[Extracted records]
------------

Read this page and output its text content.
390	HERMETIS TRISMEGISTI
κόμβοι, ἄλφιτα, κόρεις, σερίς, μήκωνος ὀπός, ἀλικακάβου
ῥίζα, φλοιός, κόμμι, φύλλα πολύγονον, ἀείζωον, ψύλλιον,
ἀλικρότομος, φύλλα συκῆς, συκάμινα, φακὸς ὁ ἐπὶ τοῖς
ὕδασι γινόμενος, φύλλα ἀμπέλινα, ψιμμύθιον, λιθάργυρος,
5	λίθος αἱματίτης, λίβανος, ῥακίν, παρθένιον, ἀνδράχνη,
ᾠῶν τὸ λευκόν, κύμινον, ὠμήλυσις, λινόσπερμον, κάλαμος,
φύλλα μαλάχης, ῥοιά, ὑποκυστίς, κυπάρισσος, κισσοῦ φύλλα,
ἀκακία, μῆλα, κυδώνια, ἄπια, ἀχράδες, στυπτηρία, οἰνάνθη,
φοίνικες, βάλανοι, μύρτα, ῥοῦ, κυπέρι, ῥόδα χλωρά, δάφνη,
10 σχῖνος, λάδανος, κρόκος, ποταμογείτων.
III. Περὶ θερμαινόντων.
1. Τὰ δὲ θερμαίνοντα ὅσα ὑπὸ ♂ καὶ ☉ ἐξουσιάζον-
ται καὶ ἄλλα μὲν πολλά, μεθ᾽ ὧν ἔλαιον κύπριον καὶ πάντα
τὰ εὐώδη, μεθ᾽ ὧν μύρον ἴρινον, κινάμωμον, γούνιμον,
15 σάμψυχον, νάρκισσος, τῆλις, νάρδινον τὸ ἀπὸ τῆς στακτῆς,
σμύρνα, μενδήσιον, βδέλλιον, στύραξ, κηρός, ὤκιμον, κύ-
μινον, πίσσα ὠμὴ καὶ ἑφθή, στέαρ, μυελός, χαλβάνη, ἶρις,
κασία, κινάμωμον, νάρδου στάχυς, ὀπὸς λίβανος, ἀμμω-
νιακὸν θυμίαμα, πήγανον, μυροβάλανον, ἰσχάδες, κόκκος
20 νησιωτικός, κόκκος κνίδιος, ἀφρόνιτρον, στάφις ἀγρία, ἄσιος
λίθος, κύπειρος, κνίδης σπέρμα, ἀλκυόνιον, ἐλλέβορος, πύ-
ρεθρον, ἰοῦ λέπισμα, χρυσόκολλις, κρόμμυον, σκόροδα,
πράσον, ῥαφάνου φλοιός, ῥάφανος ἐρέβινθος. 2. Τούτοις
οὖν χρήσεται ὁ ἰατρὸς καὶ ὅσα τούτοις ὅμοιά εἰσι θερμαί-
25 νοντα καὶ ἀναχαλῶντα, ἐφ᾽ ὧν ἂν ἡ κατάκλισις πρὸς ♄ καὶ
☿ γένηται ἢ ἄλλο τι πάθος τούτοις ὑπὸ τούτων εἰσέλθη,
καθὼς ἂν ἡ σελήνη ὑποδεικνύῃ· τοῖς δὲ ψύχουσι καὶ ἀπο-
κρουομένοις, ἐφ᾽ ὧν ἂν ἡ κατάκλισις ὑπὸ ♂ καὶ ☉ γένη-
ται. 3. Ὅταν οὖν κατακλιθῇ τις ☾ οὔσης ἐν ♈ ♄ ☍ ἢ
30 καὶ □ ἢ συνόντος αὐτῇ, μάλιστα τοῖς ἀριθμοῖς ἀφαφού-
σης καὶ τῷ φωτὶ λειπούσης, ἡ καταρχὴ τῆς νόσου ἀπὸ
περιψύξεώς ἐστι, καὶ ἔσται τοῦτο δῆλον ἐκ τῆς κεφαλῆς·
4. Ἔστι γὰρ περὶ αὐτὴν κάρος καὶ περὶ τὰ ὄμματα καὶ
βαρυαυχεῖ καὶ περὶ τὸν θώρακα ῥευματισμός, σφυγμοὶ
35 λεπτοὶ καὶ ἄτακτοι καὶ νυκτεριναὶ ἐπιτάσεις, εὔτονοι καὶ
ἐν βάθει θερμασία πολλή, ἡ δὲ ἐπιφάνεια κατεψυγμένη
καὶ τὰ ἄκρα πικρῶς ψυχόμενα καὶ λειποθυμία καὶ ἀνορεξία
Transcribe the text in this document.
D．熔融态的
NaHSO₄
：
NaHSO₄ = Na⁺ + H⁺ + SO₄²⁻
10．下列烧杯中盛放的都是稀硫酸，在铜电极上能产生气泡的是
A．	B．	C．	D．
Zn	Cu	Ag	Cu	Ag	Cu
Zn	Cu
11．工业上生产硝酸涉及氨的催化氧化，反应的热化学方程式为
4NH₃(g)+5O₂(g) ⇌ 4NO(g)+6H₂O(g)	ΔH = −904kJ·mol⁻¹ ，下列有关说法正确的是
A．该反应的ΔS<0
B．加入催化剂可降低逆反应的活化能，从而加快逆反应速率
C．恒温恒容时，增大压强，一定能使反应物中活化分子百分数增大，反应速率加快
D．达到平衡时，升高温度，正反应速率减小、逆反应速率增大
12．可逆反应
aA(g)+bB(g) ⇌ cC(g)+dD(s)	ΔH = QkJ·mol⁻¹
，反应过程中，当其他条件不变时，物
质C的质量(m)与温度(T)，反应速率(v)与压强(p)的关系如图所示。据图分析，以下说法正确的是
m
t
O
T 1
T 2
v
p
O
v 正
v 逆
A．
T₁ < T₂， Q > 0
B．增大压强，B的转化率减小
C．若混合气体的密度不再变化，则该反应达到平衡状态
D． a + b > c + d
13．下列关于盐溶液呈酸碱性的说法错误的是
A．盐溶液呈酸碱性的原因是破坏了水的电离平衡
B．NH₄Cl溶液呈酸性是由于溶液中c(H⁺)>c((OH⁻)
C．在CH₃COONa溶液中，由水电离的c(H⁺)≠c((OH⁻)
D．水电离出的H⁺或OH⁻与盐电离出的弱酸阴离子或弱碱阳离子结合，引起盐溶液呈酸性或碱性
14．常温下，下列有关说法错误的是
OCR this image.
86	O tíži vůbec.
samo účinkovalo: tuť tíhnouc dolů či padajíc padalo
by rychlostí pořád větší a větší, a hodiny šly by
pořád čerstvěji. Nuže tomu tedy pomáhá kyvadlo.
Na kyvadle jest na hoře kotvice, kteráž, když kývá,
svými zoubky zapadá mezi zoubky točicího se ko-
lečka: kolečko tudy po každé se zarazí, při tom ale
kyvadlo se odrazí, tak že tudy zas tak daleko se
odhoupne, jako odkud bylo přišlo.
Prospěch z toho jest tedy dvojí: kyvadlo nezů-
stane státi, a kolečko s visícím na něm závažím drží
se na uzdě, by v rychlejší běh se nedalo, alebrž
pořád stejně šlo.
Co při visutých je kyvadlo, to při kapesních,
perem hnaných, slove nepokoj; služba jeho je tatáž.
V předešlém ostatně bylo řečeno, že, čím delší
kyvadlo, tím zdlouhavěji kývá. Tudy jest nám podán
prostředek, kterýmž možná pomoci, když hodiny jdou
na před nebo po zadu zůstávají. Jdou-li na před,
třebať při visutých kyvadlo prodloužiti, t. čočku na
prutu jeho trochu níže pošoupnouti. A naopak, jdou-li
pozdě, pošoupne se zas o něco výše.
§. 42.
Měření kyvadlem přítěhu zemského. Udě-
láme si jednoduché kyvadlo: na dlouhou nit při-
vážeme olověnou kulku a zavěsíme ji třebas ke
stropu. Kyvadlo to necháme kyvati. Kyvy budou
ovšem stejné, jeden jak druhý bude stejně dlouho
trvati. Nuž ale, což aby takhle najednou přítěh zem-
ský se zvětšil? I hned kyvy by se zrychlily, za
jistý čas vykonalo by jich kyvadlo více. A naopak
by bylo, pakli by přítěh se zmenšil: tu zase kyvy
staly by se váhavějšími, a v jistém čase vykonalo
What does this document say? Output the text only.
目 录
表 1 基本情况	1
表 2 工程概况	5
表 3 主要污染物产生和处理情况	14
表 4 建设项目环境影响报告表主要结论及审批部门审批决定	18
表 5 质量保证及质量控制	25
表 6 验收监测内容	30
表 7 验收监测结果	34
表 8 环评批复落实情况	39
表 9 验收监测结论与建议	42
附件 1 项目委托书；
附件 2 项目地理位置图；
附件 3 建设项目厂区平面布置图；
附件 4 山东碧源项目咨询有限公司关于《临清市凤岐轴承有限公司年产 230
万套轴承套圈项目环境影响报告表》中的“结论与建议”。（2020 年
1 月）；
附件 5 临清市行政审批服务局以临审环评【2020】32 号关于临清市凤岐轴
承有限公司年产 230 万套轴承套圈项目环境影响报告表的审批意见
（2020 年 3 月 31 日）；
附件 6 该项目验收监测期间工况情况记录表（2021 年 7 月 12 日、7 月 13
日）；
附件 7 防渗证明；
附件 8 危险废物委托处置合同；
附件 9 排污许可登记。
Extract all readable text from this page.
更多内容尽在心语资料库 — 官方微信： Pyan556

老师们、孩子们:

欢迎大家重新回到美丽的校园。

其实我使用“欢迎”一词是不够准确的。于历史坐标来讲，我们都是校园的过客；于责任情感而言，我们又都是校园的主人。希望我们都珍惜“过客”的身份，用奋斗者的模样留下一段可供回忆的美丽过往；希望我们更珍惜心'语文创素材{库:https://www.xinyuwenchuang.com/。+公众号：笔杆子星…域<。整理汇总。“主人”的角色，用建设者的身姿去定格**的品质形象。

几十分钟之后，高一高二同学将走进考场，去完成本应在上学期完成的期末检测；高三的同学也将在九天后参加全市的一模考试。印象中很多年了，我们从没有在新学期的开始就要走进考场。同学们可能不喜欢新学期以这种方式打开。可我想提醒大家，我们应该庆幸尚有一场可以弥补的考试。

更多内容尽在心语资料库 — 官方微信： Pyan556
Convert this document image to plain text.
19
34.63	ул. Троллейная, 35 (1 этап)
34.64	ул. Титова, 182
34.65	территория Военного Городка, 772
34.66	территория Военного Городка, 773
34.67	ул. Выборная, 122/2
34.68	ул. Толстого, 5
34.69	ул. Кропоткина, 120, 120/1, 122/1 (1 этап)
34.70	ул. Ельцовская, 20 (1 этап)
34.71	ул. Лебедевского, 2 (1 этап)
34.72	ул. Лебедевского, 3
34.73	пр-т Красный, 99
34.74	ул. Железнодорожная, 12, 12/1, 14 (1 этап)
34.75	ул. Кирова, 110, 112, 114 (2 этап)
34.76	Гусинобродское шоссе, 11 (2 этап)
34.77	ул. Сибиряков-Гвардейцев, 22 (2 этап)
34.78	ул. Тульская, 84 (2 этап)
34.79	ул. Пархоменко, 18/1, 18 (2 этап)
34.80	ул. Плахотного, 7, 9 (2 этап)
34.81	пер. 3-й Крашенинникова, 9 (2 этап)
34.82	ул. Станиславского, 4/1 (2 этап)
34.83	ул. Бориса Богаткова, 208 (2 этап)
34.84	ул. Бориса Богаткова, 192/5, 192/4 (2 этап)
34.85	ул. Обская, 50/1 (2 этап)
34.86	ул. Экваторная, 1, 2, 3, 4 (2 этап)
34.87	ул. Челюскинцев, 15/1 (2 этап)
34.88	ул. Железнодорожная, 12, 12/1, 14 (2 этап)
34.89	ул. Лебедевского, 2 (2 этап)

------------

[Aim]
Which lines hold the word "když"? Copy all of them.

[The response]
Na kyvadle jest na hoře kotvice, kteráž, když kývá,
prostředek, kterýmž možná pomoci, když hodiny jdou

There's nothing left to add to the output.